- [Aim of the exercise]: Return all of the entries exactly as written.
** START **
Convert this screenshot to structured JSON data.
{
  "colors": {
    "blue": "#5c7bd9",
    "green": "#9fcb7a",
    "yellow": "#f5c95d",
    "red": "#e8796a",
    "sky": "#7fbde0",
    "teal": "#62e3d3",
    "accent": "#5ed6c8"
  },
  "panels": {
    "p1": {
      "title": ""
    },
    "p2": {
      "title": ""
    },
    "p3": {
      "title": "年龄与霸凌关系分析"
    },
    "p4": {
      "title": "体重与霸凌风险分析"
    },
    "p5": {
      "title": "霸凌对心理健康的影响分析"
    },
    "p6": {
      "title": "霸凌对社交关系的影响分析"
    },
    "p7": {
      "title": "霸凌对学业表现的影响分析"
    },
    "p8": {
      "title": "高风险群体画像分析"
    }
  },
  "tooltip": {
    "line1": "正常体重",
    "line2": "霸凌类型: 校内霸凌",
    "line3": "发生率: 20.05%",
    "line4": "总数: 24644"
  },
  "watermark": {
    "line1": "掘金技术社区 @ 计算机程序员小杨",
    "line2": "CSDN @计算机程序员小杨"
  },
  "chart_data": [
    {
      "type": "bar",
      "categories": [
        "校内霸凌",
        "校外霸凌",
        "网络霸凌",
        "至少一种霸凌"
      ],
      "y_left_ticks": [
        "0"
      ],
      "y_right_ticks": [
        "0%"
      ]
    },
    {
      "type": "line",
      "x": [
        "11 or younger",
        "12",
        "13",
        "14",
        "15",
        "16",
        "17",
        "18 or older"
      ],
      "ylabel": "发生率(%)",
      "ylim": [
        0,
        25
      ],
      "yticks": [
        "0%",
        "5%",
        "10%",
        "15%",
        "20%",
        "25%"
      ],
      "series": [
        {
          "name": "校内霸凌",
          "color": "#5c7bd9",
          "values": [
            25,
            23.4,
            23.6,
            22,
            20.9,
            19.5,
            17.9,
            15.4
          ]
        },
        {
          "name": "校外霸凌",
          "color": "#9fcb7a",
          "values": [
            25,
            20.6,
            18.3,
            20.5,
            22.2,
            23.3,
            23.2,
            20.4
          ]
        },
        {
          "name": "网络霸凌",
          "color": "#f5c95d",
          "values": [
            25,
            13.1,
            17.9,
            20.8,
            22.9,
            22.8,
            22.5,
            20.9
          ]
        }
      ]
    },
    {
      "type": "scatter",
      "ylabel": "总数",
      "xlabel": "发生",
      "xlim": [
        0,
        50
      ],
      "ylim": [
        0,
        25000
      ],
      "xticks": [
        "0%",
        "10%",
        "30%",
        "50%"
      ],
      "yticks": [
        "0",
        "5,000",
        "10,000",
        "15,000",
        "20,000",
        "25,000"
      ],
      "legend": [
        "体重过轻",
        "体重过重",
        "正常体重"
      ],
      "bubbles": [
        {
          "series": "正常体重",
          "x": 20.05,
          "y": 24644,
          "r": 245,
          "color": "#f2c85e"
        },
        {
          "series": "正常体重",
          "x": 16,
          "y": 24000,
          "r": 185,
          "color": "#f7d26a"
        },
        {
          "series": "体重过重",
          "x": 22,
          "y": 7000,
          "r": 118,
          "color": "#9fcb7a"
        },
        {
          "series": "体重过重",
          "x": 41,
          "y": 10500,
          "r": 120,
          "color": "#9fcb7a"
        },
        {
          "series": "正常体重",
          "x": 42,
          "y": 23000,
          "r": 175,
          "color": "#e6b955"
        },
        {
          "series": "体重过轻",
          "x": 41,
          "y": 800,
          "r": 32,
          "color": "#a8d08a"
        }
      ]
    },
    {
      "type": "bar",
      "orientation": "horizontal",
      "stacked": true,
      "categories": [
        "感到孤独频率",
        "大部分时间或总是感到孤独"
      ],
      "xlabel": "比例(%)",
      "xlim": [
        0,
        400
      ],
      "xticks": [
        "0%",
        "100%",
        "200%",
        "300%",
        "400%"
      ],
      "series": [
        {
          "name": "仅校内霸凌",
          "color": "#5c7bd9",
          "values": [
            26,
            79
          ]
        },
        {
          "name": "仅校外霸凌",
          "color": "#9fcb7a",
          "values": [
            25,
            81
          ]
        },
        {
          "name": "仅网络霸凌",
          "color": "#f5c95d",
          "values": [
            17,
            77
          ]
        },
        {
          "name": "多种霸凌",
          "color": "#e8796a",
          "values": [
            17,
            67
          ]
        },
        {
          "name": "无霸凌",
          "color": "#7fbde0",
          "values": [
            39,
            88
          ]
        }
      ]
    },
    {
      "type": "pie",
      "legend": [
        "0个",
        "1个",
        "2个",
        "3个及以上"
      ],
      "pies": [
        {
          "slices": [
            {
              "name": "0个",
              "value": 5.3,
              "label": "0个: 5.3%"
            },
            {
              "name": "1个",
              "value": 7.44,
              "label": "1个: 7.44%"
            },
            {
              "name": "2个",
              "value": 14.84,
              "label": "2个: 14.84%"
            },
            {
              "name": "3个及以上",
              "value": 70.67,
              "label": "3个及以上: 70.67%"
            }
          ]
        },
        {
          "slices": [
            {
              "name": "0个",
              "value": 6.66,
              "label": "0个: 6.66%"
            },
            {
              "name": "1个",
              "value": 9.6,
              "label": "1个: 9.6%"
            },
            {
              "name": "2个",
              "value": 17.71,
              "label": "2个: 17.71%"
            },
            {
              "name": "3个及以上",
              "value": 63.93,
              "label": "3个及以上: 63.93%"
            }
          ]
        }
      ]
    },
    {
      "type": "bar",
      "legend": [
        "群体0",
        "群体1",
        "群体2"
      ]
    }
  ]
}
** END **
- [Problem solution]:
Convert this screenshot to structured JSON data.
{
  "colors": {
    "blue": "#5c7bd9",
    "green": "#9fcb7a",
    "yellow": "#f5c95d",
    "red": "#e8796a",
    "sky": "#7fbde0",
    "teal": "#62e3d3",
    "accent": "#5ed6c8"
  },
  "panels": {
    "p1": {
      "title": ""
    },
    "p2": {
      "title": ""
    },
    "p3": {
      "title": "年龄与霸凌关系分析"
    },
    "p4": {
      "title": "体重与霸凌风险分析"
    },
    "p5": {
      "title": "霸凌对心理健康的影响分析"
    },
    "p6": {
      "title": "霸凌对社交关系的影响分析"
    },
    "p7": {
      "title": "霸凌对学业表现的影响分析"
    },
    "p8": {
      "title": "高风险群体画像分析"
    }
  },
  "tooltip": {
    "line1": "正常体重",
    "line2": "霸凌类型: 校内霸凌",
    "line3": "发生率: 20.05%",
    "line4": "总数: 24644"
  },
  "watermark": {
    "line1": "掘金技术社区 @ 计算机程序员小杨",
    "line2": "CSDN @计算机程序员小杨"
  },
  "chart_data": [
    {
      "type": "bar",
      "categories": [
        "校内霸凌",
        "校外霸凌",
        "网络霸凌",
        "至少一种霸凌"
      ],
      "y_left_ticks": [
        "0"
      ],
      "y_right_ticks": [
        "0%"
      ]
    },
    {
      "type": "line",
      "x": [
        "11 or younger",
        "12",
        "13",
        "14",
        "15",
        "16",
        "17",
        "18 or older"
      ],
      "ylabel": "发生率(%)",
      "ylim": [
        0,
        25
      ],
      "yticks": [
        "0%",
        "5%",
        "10%",
        "15%",
        "20%",
        "25%"
      ],
      "series": [
        {
          "name": "校内霸凌",
          "color": "#5c7bd9",
          "values": [
            25,
            23.4,
            23.6,
            22,
            20.9,
            19.5,
            17.9,
            15.4
          ]
        },
        {
          "name": "校外霸凌",
          "color": "#9fcb7a",
          "values": [
            25,
            20.6,
            18.3,
            20.5,
            22.2,
            23.3,
            23.2,
            20.4
          ]
        },
        {
          "name": "网络霸凌",
          "color": "#f5c95d",
          "values": [
            25,
            13.1,
            17.9,
            20.8,
            22.9,
            22.8,
            22.5,
            20.9
          ]
        }
      ]
    },
    {
      "type": "scatter",
      "ylabel": "总数",
      "xlabel": "发生",
      "xlim": [
        0,
        50
      ],
      "ylim": [
        0,
        25000
      ],
      "xticks": [
        "0%",
        "10%",
        "30%",
        "50%"
      ],
      "yticks": [
        "0",
        "5,000",
        "10,000",
        "15,000",
        "20,000",
        "25,000"
      ],
      "legend": [
        "体重过轻",
        "体重过重",
        "正常体重"
      ],
      "bubbles": [
        {
          "series": "正常体重",
          "x": 20.05,
          "y": 24644,
          "r": 245,
          "color": "#f2c85e"
        },
        {
          "series": "正常体重",
          "x": 16,
          "y": 24000,
          "r": 185,
          "color": "#f7d26a"
        },
        {
          "series": "体重过重",
          "x": 22,
          "y": 7000,
          "r": 118,
          "color": "#9fcb7a"
        },
        {
          "series": "体重过重",
          "x": 41,
          "y": 10500,
          "r": 120,
          "color": "#9fcb7a"
        },
        {
          "series": "正常体重",
          "x": 42,
          "y": 23000,
          "r": 175,
          "color": "#e6b955"
        },
        {
          "series": "体重过轻",
          "x": 41,
          "y": 800,
          "r": 32,
          "color": "#a8d08a"
        }
      ]
    },
    {
      "type": "bar",
      "orientation": "horizontal",
      "stacked": true,
      "categories": [
        "感到孤独频率",
        "大部分时间或总是感到孤独"
      ],
      "xlabel": "比例(%)",
      "xlim": [
        0,
        400
      ],
      "xticks": [
        "0%",
        "100%",
        "200%",
        "300%",
        "400%"
      ],
      "series": [
        {
          "name": "仅校内霸凌",
          "color": "#5c7bd9",
          "values": [
            26,
            79
          ]
        },
        {
          "name": "仅校外霸凌",
          "color": "#9fcb7a",
          "values": [
            25,
            81
          ]
        },
        {
          "name": "仅网络霸凌",
          "color": "#f5c95d",
          "values": [
            17,
            77
          ]
        },
        {
          "name": "多种霸凌",
          "color": "#e8796a",
          "values": [
            17,
            67
          ]
        },
        {
          "name": "无霸凌",
          "color": "#7fbde0",
          "values": [
            39,
            88
          ]
        }
      ]
    },
    {
      "type": "pie",
      "legend": [
        "0个",
        "1个",
        "2个",
        "3个及以上"
      ],
      "pies": [
        {
          "slices": [
            {
              "name": "0个",
              "value": 5.3,
              "label": "0个: 5.3%"
            },
            {
              "name": "1个",
              "value": 7.44,
              "label": "1个: 7.44%"
            },
            {
              "name": "2个",
              "value": 14.84,
              "label": "2个: 14.84%"
            },
            {
              "name": "3个及以上",
              "value": 70.67,
              "label": "3个及以上: 70.67%"
            }
          ]
        },
        {
          "slices": [
            {
              "name": "0个",
              "value": 6.66,
              "label": "0个: 6.66%"
            },
            {
              "name": "1个",
              "value": 9.6,
              "label": "1个: 9.6%"
            },
            {
              "name": "2个",
              "value": 17.71,
              "label": "2个: 17.71%"
            },
            {
              "name": "3个及以上",
              "value": 63.93,
              "label": "3个及以上: 63.93%"
            }
          ]
        }
      ]
    },
    {
      "type": "bar",
      "legend": [
        "群体0",
        "群体1",
        "群体2"
      ]
    }
  ]
}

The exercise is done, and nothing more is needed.